Instruction:
Pull each line containing "отказе" out of the data and copy it.

Data to use:
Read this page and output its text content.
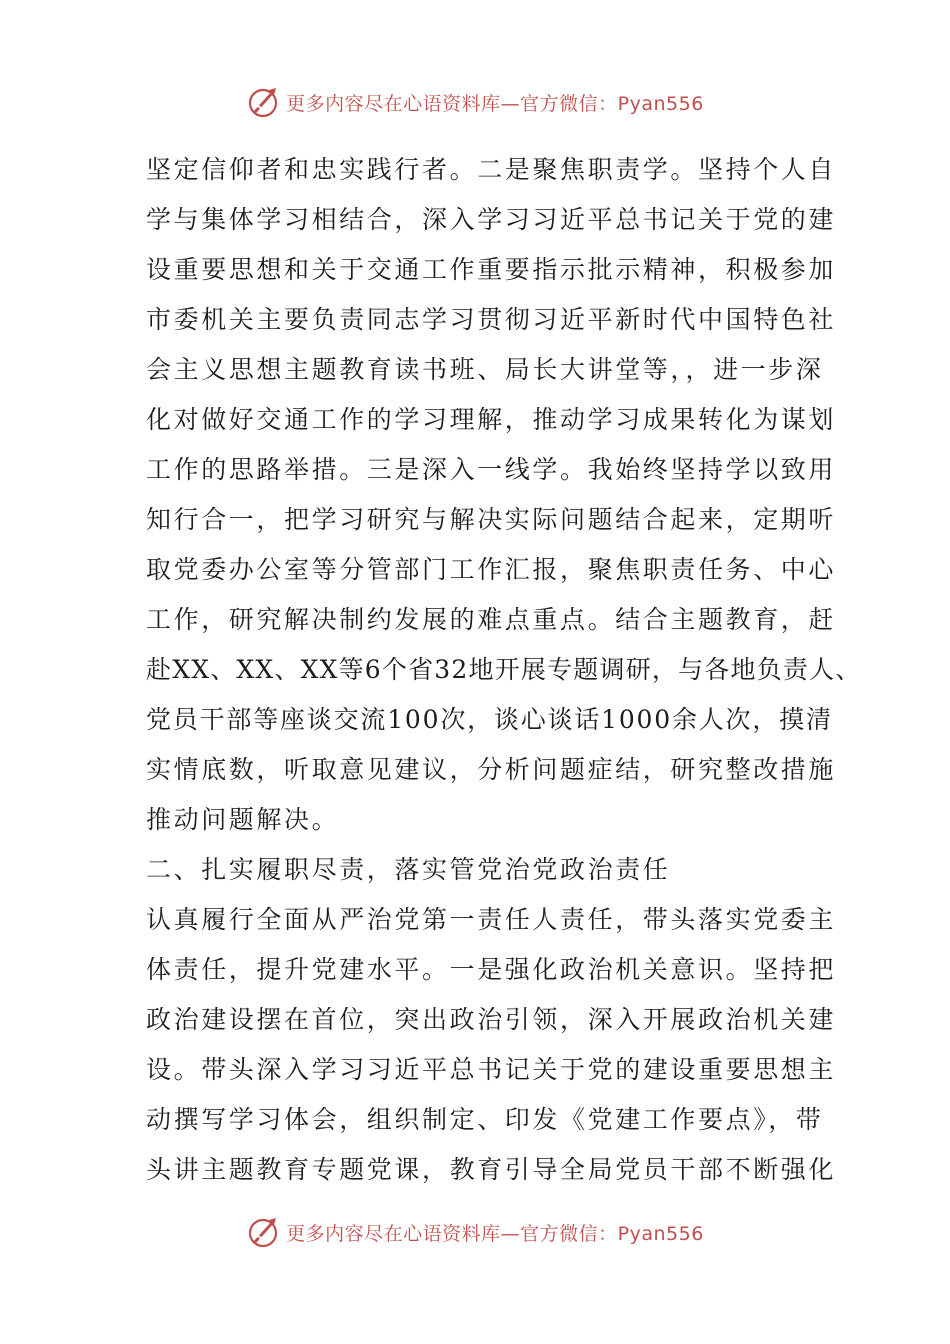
更多内容尽在心语资料库—官方微信：Pyan556
坚定信仰者和忠实践行者。二是聚焦职责学。坚持个人自
学与集体学习相结合，深入学习习近平总书记关于党的建
设重要思想和关于交通工作重要指示批示精神，积极参加
市委机关主要负责同志学习贯彻习近平新时代中国特色社
会主义思想主题教育读书班、局长大讲堂等，，进一步深
化对做好交通工作的学习理解，推动学习成果转化为谋划
工作的思路举措。三是深入一线学。我始终坚持学以致用
知行合一，把学习研究与解决实际问题结合起来，定期听
取党委办公室等分管部门工作汇报，聚焦职责任务、中心
工作，研究解决制约发展的难点重点。结合主题教育，赶
赴XX、XX、XX等6个省32地开展专题调研，与各地负责人、
党员干部等座谈交流100次，谈心谈话1000余人次，摸清
实情底数，听取意见建议，分析问题症结，研究整改措施
推动问题解决。
二、扎实履职尽责，落实管党治党政治责任
认真履行全面从严治党第一责任人责任，带头落实党委主
体责任，提升党建水平。一是强化政治机关意识。坚持把
政治建设摆在首位，突出政治引领，深入开展政治机关建
设。带头深入学习习近平总书记关于党的建设重要思想主
动撰写学习体会，组织制定、印发《党建工作要点》，带
头讲主题教育专题党课，教育引导全局党员干部不断强化
更多内容尽在心语资料库—官方微信：Pyan556
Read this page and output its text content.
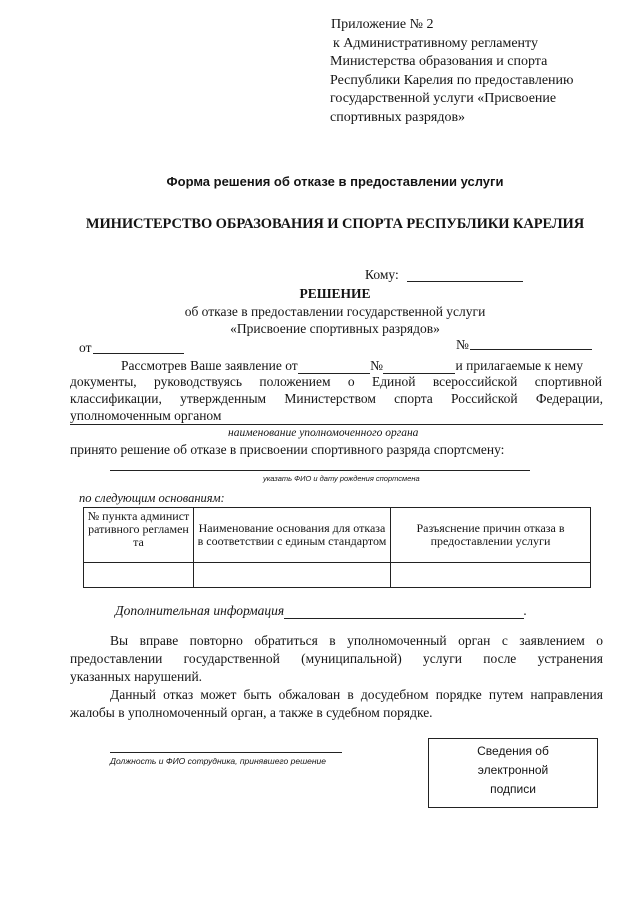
Приложение № 2
к Административному регламенту
Министерства образования и спорта
Республики Карелия по предоставлению
государственной услуги «Присвоение
спортивных разрядов»
Форма решения об отказе в предоставлении услуги
МИНИСТЕРСТВО ОБРАЗОВАНИЯ И СПОРТА РЕСПУБЛИКИ КАРЕЛИЯ
Кому:
РЕШЕНИЕ
об отказе в предоставлении государственной услуги
«Присвоение спортивных разрядов»
от	№
Рассмотрев Ваше заявление от	№	и прилагаемые к нему
документы, руководствуясь положением о Единой всероссийской спортивной
классификации, утвержденным Министерством спорта Российской Федерации,
уполномоченным органом
наименование уполномоченного органа
принято решение об отказе в присвоении спортивного разряда спортсмену:
указать ФИО и дату рождения спортсмена
по следующим основаниям:
№ пункта административного регламента	Наименование основания для отказа в соответствии с единым стандартом	Разъяснение причин отказа в предоставлении услуги

Дополнительная информация	.
Вы вправе повторно обратиться в уполномоченный орган с заявлением о
предоставлении государственной (муниципальной) услуги после устранения
указанных нарушений.
Данный отказ может быть обжалован в досудебном порядке путем направления
жалобы в уполномоченный орган, а также в судебном порядке.
Должность и ФИО сотрудника, принявшего решение
Сведения об
электронной
подписи
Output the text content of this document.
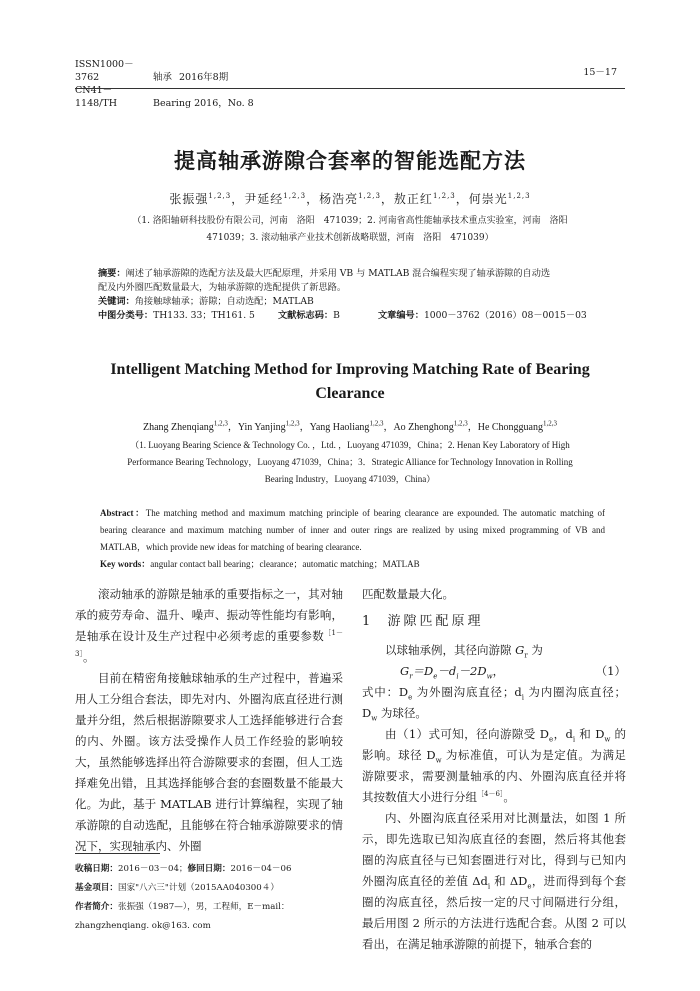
ISSN1000－3762	轴承 2016年8期
CN41－1148/TH	Bearing 2016，No. 8
15－17
提高轴承游隙合套率的智能选配方法
张振强$^{1,2,3}$，尹延经$^{1,2,3}$，杨浩亮$^{1,2,3}$，敖正红$^{1,2,3}$，何崇光$^{1,2,3}$
（1. 洛阳轴研科技股份有限公司，河南　洛阳　471039；2. 河南省高性能轴承技术重点实验室，河南　洛阳
471039；3. 滚动轴承产业技术创新战略联盟，河南　洛阳　471039）
摘要：阐述了轴承游隙的选配方法及最大匹配原理，并采用 VB 与 MATLAB 混合编程实现了轴承游隙的自动选
配及内外圈匹配数量最大，为轴承游隙的选配提供了新思路。
关键词：角接触球轴承；游隙；自动选配；MATLAB
中图分类号：TH133. 33；TH161. 5	文献标志码：B	文章编号：1000－3762（2016）08－0015－03
Intelligent Matching Method for Improving Matching Rate of Bearing Clearance
Zhang Zhenqiang$^{1,2,3}$，Yin Yanjing$^{1,2,3}$，Yang Haoliang$^{1,2,3}$，Ao Zhenghong$^{1,2,3}$，He Chongguang$^{1,2,3}$
（1. Luoyang Bearing Science & Technology Co. ，Ltd. ，Luoyang 471039，China；2. Henan Key Laboratory of High
Performance Bearing Technology，Luoyang 471039，China；3．Strategic Alliance for Technology Innovation in Rolling
Bearing Industry，Luoyang 471039，China）
Abstract：The matching method and maximum matching principle of bearing clearance are expounded. The automatic matching of bearing clearance and maximum matching number of inner and outer rings are realized by using mixed programming of VB and MATLAB，which provide new ideas for matching of bearing clearance.
Key words：angular contact ball bearing；clearance；automatic matching；MATLAB

滚动轴承的游隙是轴承的重要指标之一，其对轴承的疲劳寿命、温升、噪声、振动等性能均有影响，是轴承在设计及生产过程中必须考虑的重要参数$^{[1-3]}$。

目前在精密角接触球轴承的生产过程中，普遍采用人工分组合套法，即先对内、外圈沟底直径进行测量并分组，然后根据游隙要求人工选择能够进行合套的内、外圈。该方法受操作人员工作经验的影响较大，虽然能够选择出符合游隙要求的套圈，但人工选择难免出错，且其选择能够合套的套圈数量不能最大化。为此，基于 MATLAB 进行计算编程，实现了轴承游隙的自动选配，且能够在符合轴承游隙要求的情况下，实现轴承内、外圈

收稿日期：2016－03－04；修回日期：2016－04－06
基金项目：国家"八六三"计划（2015AA040300４）
作者简介：张振强（1987—），男，工程师，E－mail：
zhangzhenqiang. ok@163. com

匹配数量最大化。

1 游隙匹配原理

以球轴承例，其径向游隙 $G_r$ 为

$G_r=D_e-d_i-2D_w$，	（1）

式中：$D_e$ 为外圈沟底直径；$d_i$ 为内圈沟底直径；$D_w$ 为球径。

由（1）式可知，径向游隙受 $D_e$，$d_i$ 和 $D_w$ 的影响。球径 $D_w$ 为标准值，可认为是定值。为满足游隙要求，需要测量轴承的内、外圈沟底直径并将其按数值大小进行分组$^{[4-6]}$。

内、外圈沟底直径采用对比测量法，如图 1 所示，即先选取已知沟底直径的套圈，然后将其他套圈的沟底直径与已知套圈进行对比，得到与已知内外圈沟底直径的差值 $\Delta d_i$ 和 $\Delta D_e$，进而得到每个套圈的沟底直径，然后按一定的尺寸间隔进行分组，最后用图 2 所示的方法进行选配合套。从图 2 可以看出，在满足轴承游隙的前提下，轴承合套的
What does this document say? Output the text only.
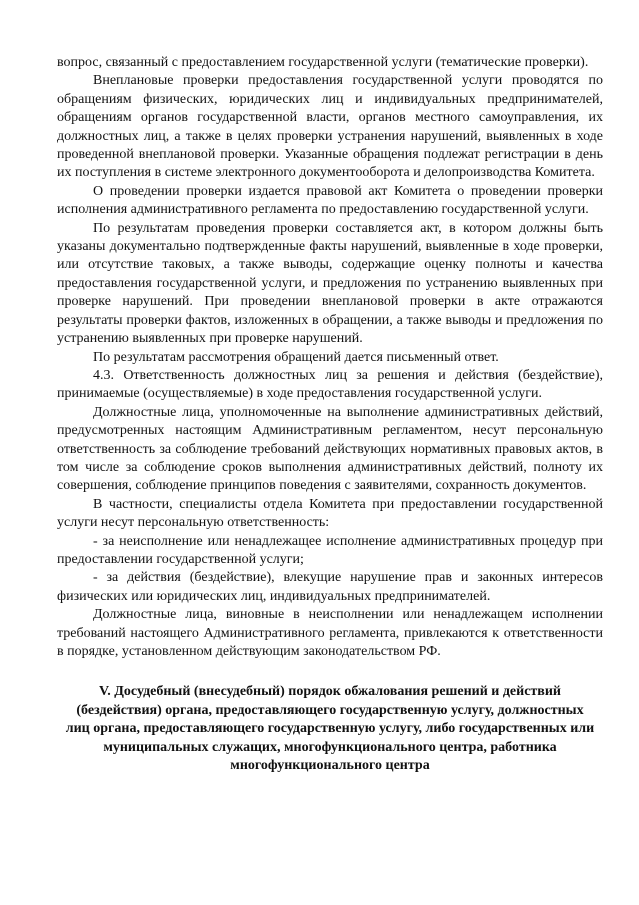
вопрос, связанный с предоставлением государственной услуги (тематические проверки).

Внеплановые проверки предоставления государственной услуги проводятся по обращениям физических, юридических лиц и индивидуальных предпринимателей, обращениям органов государственной власти, органов местного самоуправления, их должностных лиц, а также в целях проверки устранения нарушений, выявленных в ходе проведенной внеплановой проверки. Указанные обращения подлежат регистрации в день их поступления в системе электронного документооборота и делопроизводства Комитета.

О проведении проверки издается правовой акт Комитета о проведении проверки исполнения административного регламента по предоставлению государственной услуги.

По результатам проведения проверки составляется акт, в котором должны быть указаны документально подтвержденные факты нарушений, выявленные в ходе проверки, или отсутствие таковых, а также выводы, содержащие оценку полноты и качества предоставления государственной услуги, и предложения по устранению выявленных при проверке нарушений. При проведении внеплановой проверки в акте отражаются результаты проверки фактов, изложенных в обращении, а также выводы и предложения по устранению выявленных при проверке нарушений.

По результатам рассмотрения обращений дается письменный ответ.

4.3. Ответственность должностных лиц за решения и действия (бездействие), принимаемые (осуществляемые) в ходе предоставления государственной услуги.

Должностные лица, уполномоченные на выполнение административных действий, предусмотренных настоящим Административным регламентом, несут персональную ответственность за соблюдение требований действующих нормативных правовых актов, в том числе за соблюдение сроков выполнения административных действий, полноту их совершения, соблюдение принципов поведения с заявителями, сохранность документов.

В частности, специалисты отдела Комитета при предоставлении государственной услуги несут персональную ответственность:

- за неисполнение или ненадлежащее исполнение административных процедур при предоставлении государственной услуги;

- за действия (бездействие), влекущие нарушение прав и законных интересов физических или юридических лиц, индивидуальных предпринимателей.

Должностные лица, виновные в неисполнении или ненадлежащем исполнении требований настоящего Административного регламента, привлекаются к ответственности в порядке, установленном действующим законодательством РФ.

V. Досудебный (внесудебный) порядок обжалования решений и действий (бездействия) органа, предоставляющего государственную услугу, должностных лиц органа, предоставляющего государственную услугу, либо государственных или муниципальных служащих, многофункционального центра, работника многофункционального центра
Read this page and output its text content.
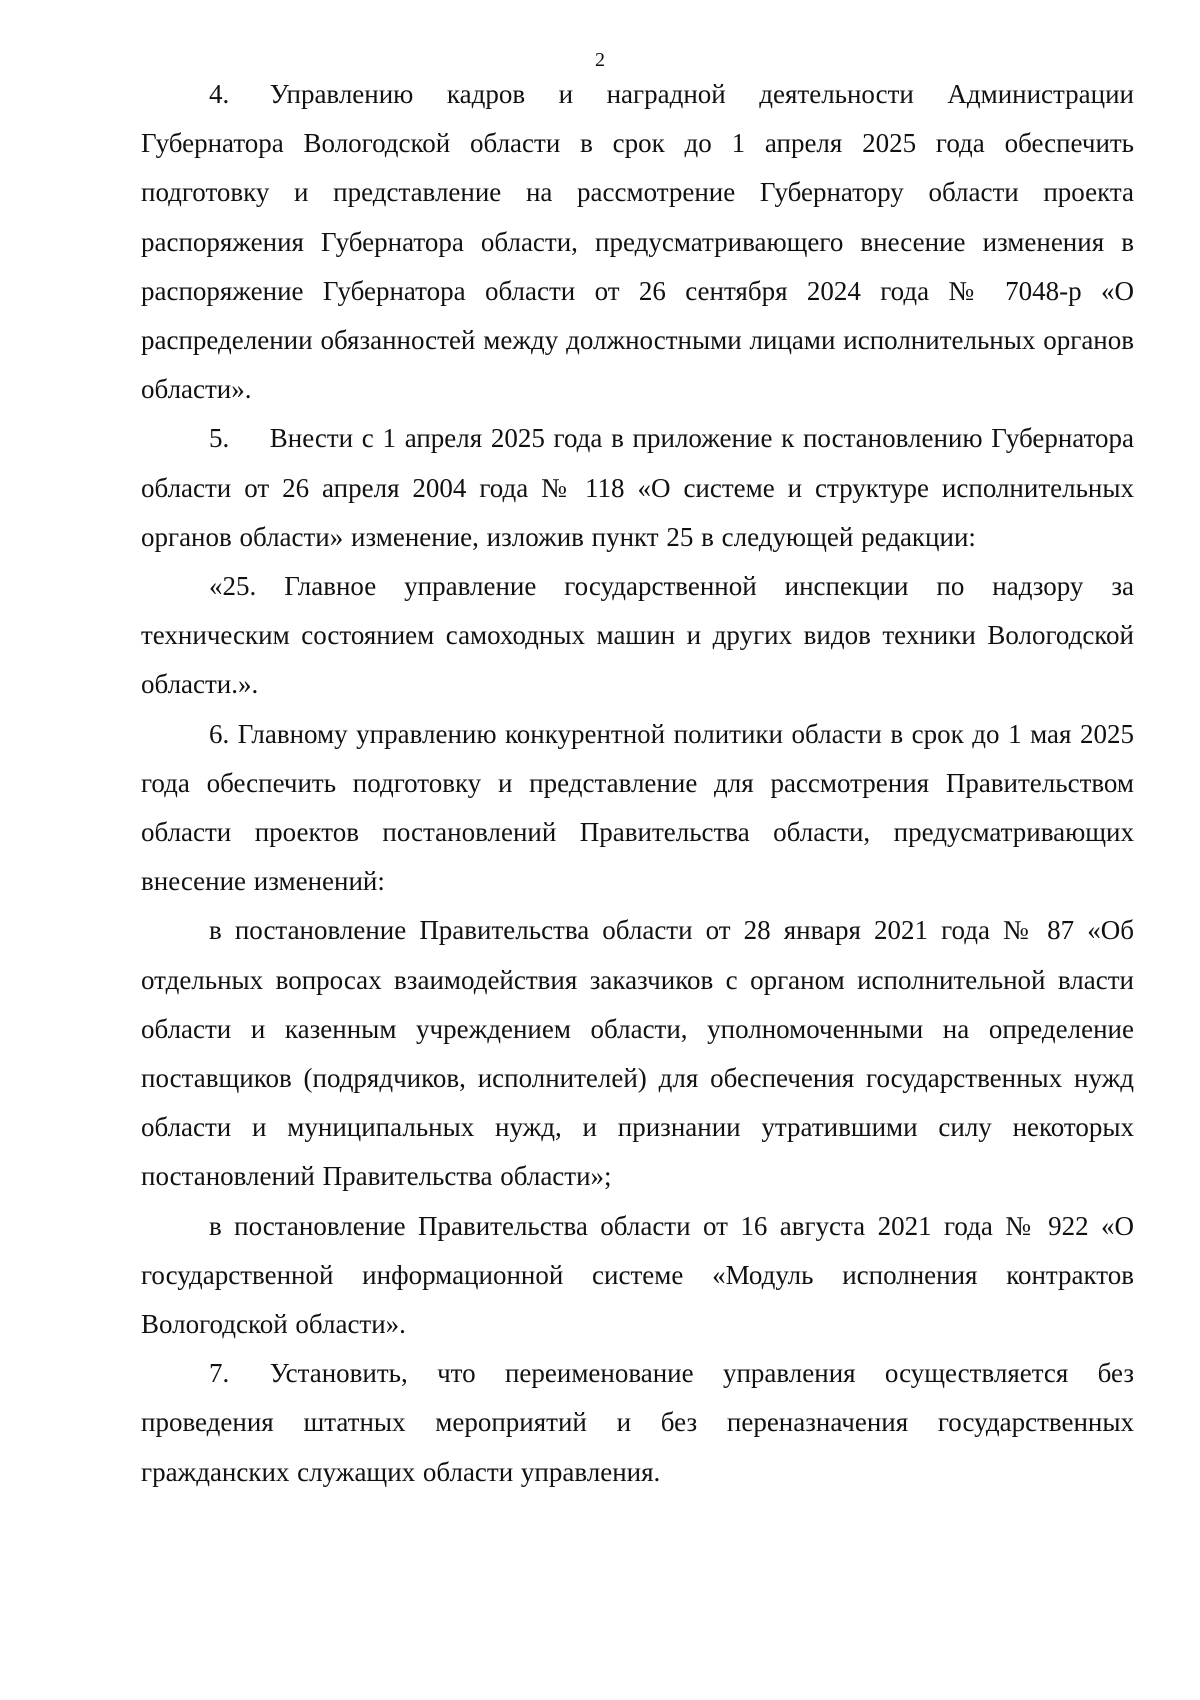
2

4.  Управлению кадров и наградной деятельности Администрации Губернатора Вологодской области в срок до 1 апреля 2025 года обеспечить подготовку и представление на рассмотрение Губернатору области проекта распоряжения Губернатора области, предусматривающего внесение изменения в распоряжение Губернатора области от 26 сентября 2024 года № 7048-р «О распределении обязанностей между должностными лицами исполнительных органов области».

5.  Внести с 1 апреля 2025 года в приложение к постановлению Губернатора области от 26 апреля 2004 года № 118 «О системе и структуре исполнительных органов области» изменение, изложив пункт 25 в следующей редакции:

«25. Главное управление государственной инспекции по надзору за техническим состоянием самоходных машин и других видов техники Вологодской области.».

6. Главному управлению конкурентной политики области в срок до 1 мая 2025 года обеспечить подготовку и представление для рассмотрения Правительством области проектов постановлений Правительства области, предусматривающих внесение изменений:

в постановление Правительства области от 28 января 2021 года № 87 «Об отдельных вопросах взаимодействия заказчиков с органом исполнительной власти области и казенным учреждением области, уполномоченными на определение поставщиков (подрядчиков, исполнителей) для обеспечения государственных нужд области и муниципальных нужд, и признании утратившими силу некоторых постановлений Правительства области»;

в постановление Правительства области от 16 августа 2021 года № 922 «О государственной информационной системе «Модуль исполнения контрактов Вологодской области».

7.  Установить, что переименование управления осуществляется без проведения штатных мероприятий и без переназначения государственных гражданских служащих области управления.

Response to this task:
Форма решения об отказе в предоставлении услуги
об отказе в предоставлении государственной услуги
принято решение об отказе в присвоении спортивного разряда спортсмену:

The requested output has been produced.